▸ **Task directions**
Narrow the data below down to the lines containing "this".

▸ **Provided data**
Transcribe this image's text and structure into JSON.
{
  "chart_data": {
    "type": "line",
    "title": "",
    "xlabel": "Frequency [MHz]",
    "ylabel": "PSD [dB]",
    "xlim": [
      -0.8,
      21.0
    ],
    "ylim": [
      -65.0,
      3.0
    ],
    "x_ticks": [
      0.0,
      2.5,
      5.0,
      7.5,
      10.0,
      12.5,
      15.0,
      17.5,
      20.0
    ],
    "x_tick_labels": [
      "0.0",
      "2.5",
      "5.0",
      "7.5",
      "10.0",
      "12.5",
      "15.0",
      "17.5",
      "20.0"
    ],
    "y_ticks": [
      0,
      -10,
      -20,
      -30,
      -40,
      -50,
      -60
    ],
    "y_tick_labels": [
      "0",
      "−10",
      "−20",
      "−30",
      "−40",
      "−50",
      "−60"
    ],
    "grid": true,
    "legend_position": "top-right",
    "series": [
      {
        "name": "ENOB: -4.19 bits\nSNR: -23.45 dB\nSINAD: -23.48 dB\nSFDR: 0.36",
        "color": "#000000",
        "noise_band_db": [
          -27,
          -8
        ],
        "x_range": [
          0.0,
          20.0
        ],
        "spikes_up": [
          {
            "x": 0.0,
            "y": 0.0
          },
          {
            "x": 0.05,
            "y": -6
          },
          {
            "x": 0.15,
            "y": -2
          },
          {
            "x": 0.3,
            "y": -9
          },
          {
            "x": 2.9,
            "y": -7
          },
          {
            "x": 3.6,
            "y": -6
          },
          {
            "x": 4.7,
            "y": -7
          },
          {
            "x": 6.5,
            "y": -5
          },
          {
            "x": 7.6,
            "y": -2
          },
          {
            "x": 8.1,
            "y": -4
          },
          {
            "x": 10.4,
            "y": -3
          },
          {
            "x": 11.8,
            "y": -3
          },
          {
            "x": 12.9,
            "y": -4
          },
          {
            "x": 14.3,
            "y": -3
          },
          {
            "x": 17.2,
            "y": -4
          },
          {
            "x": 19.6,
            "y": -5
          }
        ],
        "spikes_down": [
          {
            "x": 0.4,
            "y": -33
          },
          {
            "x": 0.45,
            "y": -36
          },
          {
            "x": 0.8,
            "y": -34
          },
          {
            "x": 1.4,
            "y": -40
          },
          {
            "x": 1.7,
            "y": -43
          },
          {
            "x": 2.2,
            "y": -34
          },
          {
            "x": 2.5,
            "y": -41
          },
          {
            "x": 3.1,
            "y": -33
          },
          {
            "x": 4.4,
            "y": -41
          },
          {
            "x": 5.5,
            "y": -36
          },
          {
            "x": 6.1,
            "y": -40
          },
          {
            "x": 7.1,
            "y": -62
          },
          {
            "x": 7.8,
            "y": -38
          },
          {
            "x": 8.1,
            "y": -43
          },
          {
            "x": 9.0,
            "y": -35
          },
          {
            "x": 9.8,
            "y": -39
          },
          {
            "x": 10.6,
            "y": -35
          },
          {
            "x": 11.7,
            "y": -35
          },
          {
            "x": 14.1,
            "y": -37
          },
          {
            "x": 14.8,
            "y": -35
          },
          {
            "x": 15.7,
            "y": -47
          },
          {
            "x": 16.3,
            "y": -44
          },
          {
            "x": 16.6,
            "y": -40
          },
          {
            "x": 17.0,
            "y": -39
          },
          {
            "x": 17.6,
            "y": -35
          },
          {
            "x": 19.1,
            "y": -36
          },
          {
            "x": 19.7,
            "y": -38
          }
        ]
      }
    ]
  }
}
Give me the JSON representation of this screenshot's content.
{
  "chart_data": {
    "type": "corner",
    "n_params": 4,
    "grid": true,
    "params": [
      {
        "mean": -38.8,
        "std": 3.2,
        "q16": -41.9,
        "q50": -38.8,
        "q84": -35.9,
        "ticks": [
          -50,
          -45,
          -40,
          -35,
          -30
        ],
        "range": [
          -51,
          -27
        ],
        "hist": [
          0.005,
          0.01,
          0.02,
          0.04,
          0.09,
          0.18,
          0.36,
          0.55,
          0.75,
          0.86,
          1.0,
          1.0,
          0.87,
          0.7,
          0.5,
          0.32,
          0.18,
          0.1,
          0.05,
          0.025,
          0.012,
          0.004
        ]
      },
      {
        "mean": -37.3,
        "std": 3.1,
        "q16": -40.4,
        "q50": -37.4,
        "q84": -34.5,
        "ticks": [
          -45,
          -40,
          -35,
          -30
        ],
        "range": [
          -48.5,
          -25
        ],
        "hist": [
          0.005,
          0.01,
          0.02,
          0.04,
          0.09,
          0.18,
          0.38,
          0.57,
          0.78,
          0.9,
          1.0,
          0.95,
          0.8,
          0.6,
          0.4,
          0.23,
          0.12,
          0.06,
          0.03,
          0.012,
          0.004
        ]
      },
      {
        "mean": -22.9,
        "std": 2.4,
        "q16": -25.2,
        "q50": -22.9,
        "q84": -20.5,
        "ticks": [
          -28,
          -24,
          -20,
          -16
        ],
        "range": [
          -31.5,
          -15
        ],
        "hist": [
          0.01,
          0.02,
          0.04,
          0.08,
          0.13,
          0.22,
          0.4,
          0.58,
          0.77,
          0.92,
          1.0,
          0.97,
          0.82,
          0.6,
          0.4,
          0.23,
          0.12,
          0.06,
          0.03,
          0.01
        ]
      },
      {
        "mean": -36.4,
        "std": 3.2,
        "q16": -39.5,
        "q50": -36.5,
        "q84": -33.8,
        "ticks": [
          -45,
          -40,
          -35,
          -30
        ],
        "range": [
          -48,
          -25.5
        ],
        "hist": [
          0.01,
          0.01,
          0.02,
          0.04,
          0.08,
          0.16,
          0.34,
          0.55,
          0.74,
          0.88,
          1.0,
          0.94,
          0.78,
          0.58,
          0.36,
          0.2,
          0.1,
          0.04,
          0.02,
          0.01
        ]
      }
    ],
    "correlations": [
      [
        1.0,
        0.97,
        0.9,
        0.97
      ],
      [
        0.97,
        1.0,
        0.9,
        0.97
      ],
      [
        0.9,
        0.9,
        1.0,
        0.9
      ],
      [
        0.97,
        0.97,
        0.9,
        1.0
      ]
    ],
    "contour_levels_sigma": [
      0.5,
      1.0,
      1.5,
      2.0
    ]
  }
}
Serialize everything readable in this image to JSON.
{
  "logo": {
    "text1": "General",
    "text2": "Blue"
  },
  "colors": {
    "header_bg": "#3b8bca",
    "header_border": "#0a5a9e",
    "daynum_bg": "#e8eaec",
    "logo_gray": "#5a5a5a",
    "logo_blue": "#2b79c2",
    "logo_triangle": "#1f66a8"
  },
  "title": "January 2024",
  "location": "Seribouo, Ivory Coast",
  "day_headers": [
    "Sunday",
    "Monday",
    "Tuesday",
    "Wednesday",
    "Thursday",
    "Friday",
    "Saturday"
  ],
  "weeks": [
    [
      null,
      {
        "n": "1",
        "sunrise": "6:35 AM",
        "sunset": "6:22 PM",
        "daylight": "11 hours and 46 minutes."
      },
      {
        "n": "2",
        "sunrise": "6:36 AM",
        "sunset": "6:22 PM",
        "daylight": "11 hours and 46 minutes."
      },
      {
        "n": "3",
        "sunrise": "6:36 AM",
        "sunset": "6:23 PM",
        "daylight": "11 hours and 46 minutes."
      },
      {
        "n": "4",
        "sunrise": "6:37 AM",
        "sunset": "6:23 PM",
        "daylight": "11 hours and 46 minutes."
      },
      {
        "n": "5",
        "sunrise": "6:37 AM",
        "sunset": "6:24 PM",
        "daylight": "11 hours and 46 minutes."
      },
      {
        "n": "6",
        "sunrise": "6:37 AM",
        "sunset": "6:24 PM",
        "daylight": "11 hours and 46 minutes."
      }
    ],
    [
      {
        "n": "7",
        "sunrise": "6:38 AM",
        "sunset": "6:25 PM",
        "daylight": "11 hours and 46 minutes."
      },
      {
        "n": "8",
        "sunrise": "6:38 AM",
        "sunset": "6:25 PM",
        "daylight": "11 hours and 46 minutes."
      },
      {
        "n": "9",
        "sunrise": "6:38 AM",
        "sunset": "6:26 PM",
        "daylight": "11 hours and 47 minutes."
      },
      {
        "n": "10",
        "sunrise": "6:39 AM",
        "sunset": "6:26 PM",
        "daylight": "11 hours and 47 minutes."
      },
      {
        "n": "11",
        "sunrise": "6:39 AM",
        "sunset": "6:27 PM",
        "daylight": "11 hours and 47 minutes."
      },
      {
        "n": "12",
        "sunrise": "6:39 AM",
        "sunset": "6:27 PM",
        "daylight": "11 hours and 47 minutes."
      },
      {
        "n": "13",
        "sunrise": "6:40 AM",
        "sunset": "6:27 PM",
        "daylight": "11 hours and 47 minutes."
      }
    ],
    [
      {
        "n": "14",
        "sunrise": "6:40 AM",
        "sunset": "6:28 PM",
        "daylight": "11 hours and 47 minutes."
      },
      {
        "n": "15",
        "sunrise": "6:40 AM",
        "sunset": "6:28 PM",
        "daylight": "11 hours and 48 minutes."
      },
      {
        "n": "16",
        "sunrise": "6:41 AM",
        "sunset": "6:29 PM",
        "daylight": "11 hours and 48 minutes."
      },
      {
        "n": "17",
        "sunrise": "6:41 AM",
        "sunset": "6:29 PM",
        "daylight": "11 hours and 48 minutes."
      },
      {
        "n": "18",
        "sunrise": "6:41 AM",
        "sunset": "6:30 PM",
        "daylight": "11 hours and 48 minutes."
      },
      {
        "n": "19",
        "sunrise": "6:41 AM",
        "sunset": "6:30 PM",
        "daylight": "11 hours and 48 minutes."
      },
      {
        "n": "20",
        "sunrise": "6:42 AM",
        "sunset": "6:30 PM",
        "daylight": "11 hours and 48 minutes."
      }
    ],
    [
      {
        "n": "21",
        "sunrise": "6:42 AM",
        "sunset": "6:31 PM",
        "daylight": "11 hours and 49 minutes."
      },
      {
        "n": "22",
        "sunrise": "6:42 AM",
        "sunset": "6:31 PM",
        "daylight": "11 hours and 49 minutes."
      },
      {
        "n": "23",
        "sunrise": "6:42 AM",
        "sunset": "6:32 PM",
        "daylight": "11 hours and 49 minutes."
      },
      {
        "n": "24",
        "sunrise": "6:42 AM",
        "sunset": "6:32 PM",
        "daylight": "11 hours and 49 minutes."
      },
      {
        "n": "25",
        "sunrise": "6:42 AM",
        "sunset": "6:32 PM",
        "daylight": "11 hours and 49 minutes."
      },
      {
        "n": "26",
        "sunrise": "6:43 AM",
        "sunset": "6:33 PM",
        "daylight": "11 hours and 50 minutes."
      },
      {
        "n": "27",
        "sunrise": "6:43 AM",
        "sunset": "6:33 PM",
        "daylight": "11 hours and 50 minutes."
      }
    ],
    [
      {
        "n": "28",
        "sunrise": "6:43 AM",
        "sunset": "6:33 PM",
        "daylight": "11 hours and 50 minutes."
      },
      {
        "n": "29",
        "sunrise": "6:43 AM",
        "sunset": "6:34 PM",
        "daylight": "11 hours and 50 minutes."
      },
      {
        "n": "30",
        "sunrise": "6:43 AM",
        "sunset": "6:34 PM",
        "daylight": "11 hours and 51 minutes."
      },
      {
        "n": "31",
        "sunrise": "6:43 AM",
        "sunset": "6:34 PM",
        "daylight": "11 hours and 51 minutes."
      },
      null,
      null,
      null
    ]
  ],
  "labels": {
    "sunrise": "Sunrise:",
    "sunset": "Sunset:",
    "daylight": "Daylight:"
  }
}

▸ **Task response**
Transcribe this image's text and structure into JSON.
Give me the JSON representation of this screenshot's content.
Serialize everything readable in this image to JSON.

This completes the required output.